• **Recorded information**:
╭──

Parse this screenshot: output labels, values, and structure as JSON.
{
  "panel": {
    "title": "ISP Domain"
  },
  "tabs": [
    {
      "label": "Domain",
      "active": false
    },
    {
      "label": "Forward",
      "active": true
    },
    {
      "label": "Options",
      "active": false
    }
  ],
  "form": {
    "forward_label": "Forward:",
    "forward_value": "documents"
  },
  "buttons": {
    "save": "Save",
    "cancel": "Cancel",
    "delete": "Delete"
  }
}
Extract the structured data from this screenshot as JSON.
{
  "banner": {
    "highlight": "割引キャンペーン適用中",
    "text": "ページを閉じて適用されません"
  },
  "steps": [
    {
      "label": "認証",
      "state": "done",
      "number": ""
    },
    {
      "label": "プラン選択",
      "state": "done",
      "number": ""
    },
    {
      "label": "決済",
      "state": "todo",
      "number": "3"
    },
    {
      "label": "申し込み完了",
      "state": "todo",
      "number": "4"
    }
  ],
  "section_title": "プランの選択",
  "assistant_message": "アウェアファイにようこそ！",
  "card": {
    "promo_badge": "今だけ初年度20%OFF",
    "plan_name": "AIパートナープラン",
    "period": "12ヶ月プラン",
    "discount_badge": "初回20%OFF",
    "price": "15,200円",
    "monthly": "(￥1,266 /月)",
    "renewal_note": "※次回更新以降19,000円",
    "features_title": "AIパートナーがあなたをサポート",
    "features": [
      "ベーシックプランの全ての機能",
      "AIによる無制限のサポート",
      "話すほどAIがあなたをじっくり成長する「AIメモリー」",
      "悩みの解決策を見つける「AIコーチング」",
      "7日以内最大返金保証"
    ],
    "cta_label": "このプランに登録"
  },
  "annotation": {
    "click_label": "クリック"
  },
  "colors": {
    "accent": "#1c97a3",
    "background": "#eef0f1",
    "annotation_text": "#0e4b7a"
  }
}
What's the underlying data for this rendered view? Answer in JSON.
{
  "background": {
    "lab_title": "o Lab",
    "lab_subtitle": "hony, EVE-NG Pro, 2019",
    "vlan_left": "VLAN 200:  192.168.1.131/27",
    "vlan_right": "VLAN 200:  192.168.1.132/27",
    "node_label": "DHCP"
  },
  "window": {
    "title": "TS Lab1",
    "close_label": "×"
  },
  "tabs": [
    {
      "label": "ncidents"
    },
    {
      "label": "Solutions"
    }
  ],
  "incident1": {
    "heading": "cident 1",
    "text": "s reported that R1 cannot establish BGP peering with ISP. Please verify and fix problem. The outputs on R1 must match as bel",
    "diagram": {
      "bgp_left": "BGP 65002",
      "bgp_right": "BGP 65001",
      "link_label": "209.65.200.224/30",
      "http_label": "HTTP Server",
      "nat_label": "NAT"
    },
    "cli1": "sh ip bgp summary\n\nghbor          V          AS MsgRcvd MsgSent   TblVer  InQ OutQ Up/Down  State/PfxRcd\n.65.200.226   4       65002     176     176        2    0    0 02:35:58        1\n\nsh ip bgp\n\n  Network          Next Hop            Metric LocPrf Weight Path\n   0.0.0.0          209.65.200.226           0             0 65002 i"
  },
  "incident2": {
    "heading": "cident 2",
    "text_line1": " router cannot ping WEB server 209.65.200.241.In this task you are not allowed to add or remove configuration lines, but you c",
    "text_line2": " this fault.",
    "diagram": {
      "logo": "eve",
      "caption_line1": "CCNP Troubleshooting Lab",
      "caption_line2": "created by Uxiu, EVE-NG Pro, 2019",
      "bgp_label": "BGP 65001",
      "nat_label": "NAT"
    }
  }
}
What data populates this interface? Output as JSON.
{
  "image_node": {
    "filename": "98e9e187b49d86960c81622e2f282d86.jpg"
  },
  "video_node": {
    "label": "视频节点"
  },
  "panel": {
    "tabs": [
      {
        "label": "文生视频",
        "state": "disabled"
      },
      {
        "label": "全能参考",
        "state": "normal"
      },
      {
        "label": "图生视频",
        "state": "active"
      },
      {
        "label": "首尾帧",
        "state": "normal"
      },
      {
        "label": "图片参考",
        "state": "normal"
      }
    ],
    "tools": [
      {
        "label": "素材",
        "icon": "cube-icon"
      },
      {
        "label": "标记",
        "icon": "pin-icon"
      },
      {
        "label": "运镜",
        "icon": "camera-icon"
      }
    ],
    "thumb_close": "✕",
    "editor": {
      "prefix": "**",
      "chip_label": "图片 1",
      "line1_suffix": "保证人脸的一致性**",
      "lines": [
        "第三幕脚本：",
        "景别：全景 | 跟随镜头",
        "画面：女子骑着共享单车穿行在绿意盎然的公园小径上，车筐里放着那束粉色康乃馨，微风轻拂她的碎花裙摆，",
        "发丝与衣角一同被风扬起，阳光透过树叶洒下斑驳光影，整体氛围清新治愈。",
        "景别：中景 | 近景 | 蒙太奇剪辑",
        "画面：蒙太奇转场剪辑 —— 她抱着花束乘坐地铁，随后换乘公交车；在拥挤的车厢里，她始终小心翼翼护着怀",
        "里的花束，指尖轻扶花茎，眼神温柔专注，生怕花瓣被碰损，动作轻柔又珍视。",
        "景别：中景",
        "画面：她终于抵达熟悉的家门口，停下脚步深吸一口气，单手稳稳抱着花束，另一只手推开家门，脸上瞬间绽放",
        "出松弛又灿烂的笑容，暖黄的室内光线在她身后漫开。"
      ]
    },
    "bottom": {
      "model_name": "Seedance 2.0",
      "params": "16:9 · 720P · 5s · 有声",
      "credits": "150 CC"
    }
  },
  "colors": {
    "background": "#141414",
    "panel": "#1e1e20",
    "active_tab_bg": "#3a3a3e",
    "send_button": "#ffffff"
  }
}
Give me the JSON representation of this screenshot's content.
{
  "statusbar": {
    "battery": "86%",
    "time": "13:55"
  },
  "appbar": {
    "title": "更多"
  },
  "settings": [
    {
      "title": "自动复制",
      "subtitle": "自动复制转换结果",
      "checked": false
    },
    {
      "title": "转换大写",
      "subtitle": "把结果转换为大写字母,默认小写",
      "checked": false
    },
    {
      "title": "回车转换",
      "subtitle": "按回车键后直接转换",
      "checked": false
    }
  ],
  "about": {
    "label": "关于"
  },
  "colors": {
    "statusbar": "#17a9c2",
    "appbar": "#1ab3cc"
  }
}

╰──

• **What you need to do**:
Copy out all the entries shown above, character for character.

• **Expected answer**:
Parse this screenshot: output labels, values, and structure as JSON.
{
  "panel": {
    "title": "ISP Domain"
  },
  "tabs": [
    {
      "label": "Domain",
      "active": false
    },
    {
      "label": "Forward",
      "active": true
    },
    {
      "label": "Options",
      "active": false
    }
  ],
  "form": {
    "forward_label": "Forward:",
    "forward_value": "documents"
  },
  "buttons": {
    "save": "Save",
    "cancel": "Cancel",
    "delete": "Delete"
  }
}
Extract the structured data from this screenshot as JSON.
{
  "banner": {
    "highlight": "割引キャンペーン適用中",
    "text": "ページを閉じて適用されません"
  },
  "steps": [
    {
      "label": "認証",
      "state": "done",
      "number": ""
    },
    {
      "label": "プラン選択",
      "state": "done",
      "number": ""
    },
    {
      "label": "決済",
      "state": "todo",
      "number": "3"
    },
    {
      "label": "申し込み完了",
      "state": "todo",
      "number": "4"
    }
  ],
  "section_title": "プランの選択",
  "assistant_message": "アウェアファイにようこそ！",
  "card": {
    "promo_badge": "今だけ初年度20%OFF",
    "plan_name": "AIパートナープラン",
    "period": "12ヶ月プラン",
    "discount_badge": "初回20%OFF",
    "price": "15,200円",
    "monthly": "(￥1,266 /月)",
    "renewal_note": "※次回更新以降19,000円",
    "features_title": "AIパートナーがあなたをサポート",
    "features": [
      "ベーシックプランの全ての機能",
      "AIによる無制限のサポート",
      "話すほどAIがあなたをじっくり成長する「AIメモリー」",
      "悩みの解決策を見つける「AIコーチング」",
      "7日以内最大返金保証"
    ],
    "cta_label": "このプランに登録"
  },
  "annotation": {
    "click_label": "クリック"
  },
  "colors": {
    "accent": "#1c97a3",
    "background": "#eef0f1",
    "annotation_text": "#0e4b7a"
  }
}
What's the underlying data for this rendered view? Answer in JSON.
{
  "background": {
    "lab_title": "o Lab",
    "lab_subtitle": "hony, EVE-NG Pro, 2019",
    "vlan_left": "VLAN 200:  192.168.1.131/27",
    "vlan_right": "VLAN 200:  192.168.1.132/27",
    "node_label": "DHCP"
  },
  "window": {
    "title": "TS Lab1",
    "close_label": "×"
  },
  "tabs": [
    {
      "label": "ncidents"
    },
    {
      "label": "Solutions"
    }
  ],
  "incident1": {
    "heading": "cident 1",
    "text": "s reported that R1 cannot establish BGP peering with ISP. Please verify and fix problem. The outputs on R1 must match as bel",
    "diagram": {
      "bgp_left": "BGP 65002",
      "bgp_right": "BGP 65001",
      "link_label": "209.65.200.224/30",
      "http_label": "HTTP Server",
      "nat_label": "NAT"
    },
    "cli1": "sh ip bgp summary\n\nghbor          V          AS MsgRcvd MsgSent   TblVer  InQ OutQ Up/Down  State/PfxRcd\n.65.200.226   4       65002     176     176        2    0    0 02:35:58        1\n\nsh ip bgp\n\n  Network          Next Hop            Metric LocPrf Weight Path\n   0.0.0.0          209.65.200.226           0             0 65002 i"
  },
  "incident2": {
    "heading": "cident 2",
    "text_line1": " router cannot ping WEB server 209.65.200.241.In this task you are not allowed to add or remove configuration lines, but you c",
    "text_line2": " this fault.",
    "diagram": {
      "logo": "eve",
      "caption_line1": "CCNP Troubleshooting Lab",
      "caption_line2": "created by Uxiu, EVE-NG Pro, 2019",
      "bgp_label": "BGP 65001",
      "nat_label": "NAT"
    }
  }
}
What data populates this interface? Output as JSON.
{
  "image_node": {
    "filename": "98e9e187b49d86960c81622e2f282d86.jpg"
  },
  "video_node": {
    "label": "视频节点"
  },
  "panel": {
    "tabs": [
      {
        "label": "文生视频",
        "state": "disabled"
      },
      {
        "label": "全能参考",
        "state": "normal"
      },
      {
        "label": "图生视频",
        "state": "active"
      },
      {
        "label": "首尾帧",
        "state": "normal"
      },
      {
        "label": "图片参考",
        "state": "normal"
      }
    ],
    "tools": [
      {
        "label": "素材",
        "icon": "cube-icon"
      },
      {
        "label": "标记",
        "icon": "pin-icon"
      },
      {
        "label": "运镜",
        "icon": "camera-icon"
      }
    ],
    "thumb_close": "✕",
    "editor": {
      "prefix": "**",
      "chip_label": "图片 1",
      "line1_suffix": "保证人脸的一致性**",
      "lines": [
        "第三幕脚本：",
        "景别：全景 | 跟随镜头",
        "画面：女子骑着共享单车穿行在绿意盎然的公园小径上，车筐里放着那束粉色康乃馨，微风轻拂她的碎花裙摆，",
        "发丝与衣角一同被风扬起，阳光透过树叶洒下斑驳光影，整体氛围清新治愈。",
        "景别：中景 | 近景 | 蒙太奇剪辑",
        "画面：蒙太奇转场剪辑 —— 她抱着花束乘坐地铁，随后换乘公交车；在拥挤的车厢里，她始终小心翼翼护着怀",
        "里的花束，指尖轻扶花茎，眼神温柔专注，生怕花瓣被碰损，动作轻柔又珍视。",
        "景别：中景",
        "画面：她终于抵达熟悉的家门口，停下脚步深吸一口气，单手稳稳抱着花束，另一只手推开家门，脸上瞬间绽放",
        "出松弛又灿烂的笑容，暖黄的室内光线在她身后漫开。"
      ]
    },
    "bottom": {
      "model_name": "Seedance 2.0",
      "params": "16:9 · 720P · 5s · 有声",
      "credits": "150 CC"
    }
  },
  "colors": {
    "background": "#141414",
    "panel": "#1e1e20",
    "active_tab_bg": "#3a3a3e",
    "send_button": "#ffffff"
  }
}
Give me the JSON representation of this screenshot's content.
{
  "statusbar": {
    "battery": "86%",
    "time": "13:55"
  },
  "appbar": {
    "title": "更多"
  },
  "settings": [
    {
      "title": "自动复制",
      "subtitle": "自动复制转换结果",
      "checked": false
    },
    {
      "title": "转换大写",
      "subtitle": "把结果转换为大写字母,默认小写",
      "checked": false
    },
    {
      "title": "回车转换",
      "subtitle": "按回车键后直接转换",
      "checked": false
    }
  ],
  "about": {
    "label": "关于"
  },
  "colors": {
    "statusbar": "#17a9c2",
    "appbar": "#1ab3cc"
  }
}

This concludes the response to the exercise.